◆ Recorded data ◆
┌────────

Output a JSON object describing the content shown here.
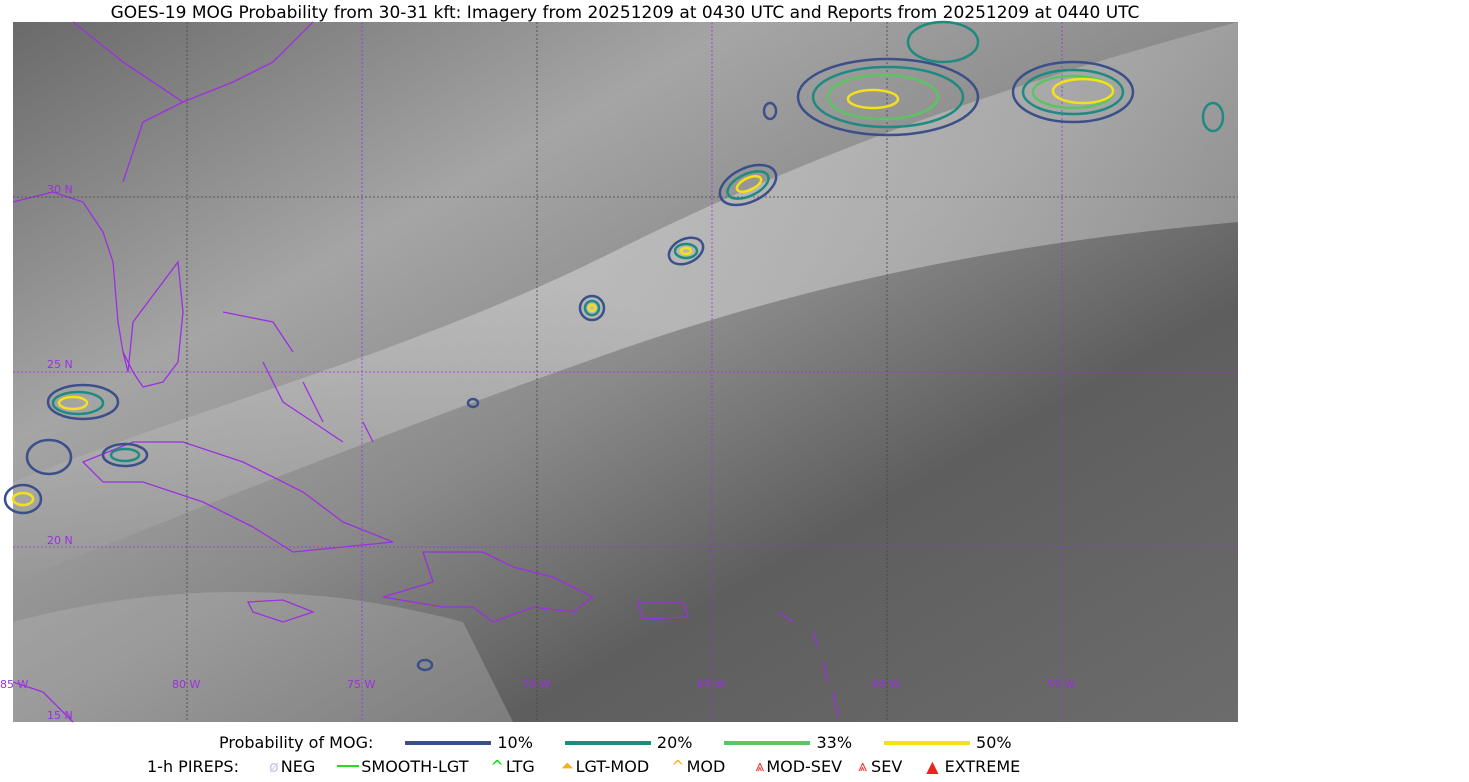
{
  "title": "GOES-19 MOG Probability from 30-31 kft: Imagery from 20251209 at 0430 UTC and Reports from 20251209 at 0440 UTC",
  "map": {
    "lon_labels": [
      "85 W",
      "80 W",
      "75 W",
      "70 W",
      "65 W",
      "60 W",
      "55 W"
    ],
    "lat_labels": [
      "30 N",
      "25 N",
      "20 N",
      "15 N"
    ],
    "grid_color": "#9b30e0",
    "coast_color": "#9b30e0"
  },
  "legend": {
    "prob_label": "Probability of MOG:",
    "prob_levels": [
      {
        "label": "10%",
        "color": "#3b4f8a"
      },
      {
        "label": "20%",
        "color": "#1f8a80"
      },
      {
        "label": "33%",
        "color": "#5cc463"
      },
      {
        "label": "50%",
        "color": "#f5e11a"
      }
    ],
    "pirep_label": "1-h PIREPS:",
    "pireps": [
      {
        "label": "NEG",
        "icon": "neg-icon",
        "color": "#c8c8f0"
      },
      {
        "label": "SMOOTH-LGT",
        "icon": "line-icon",
        "color": "#22dd22"
      },
      {
        "label": "LTG",
        "icon": "caret-icon",
        "color": "#00dd00"
      },
      {
        "label": "LGT-MOD",
        "icon": "triangle-caret-icon",
        "color": "#f5b020"
      },
      {
        "label": "MOD",
        "icon": "caret-icon",
        "color": "#f5b020"
      },
      {
        "label": "MOD-SEV",
        "icon": "double-caret-icon",
        "color": "#ee3030"
      },
      {
        "label": "SEV",
        "icon": "double-caret-icon",
        "color": "#ee3030"
      },
      {
        "label": "EXTREME",
        "icon": "filled-triangle-icon",
        "color": "#ee2020"
      }
    ]
  }
}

└────────

◆ Goal ◆
In the entries above, find the lines containing the word "Probability" and say how many there are, with no other words.

◆ Finished exercise ◆
2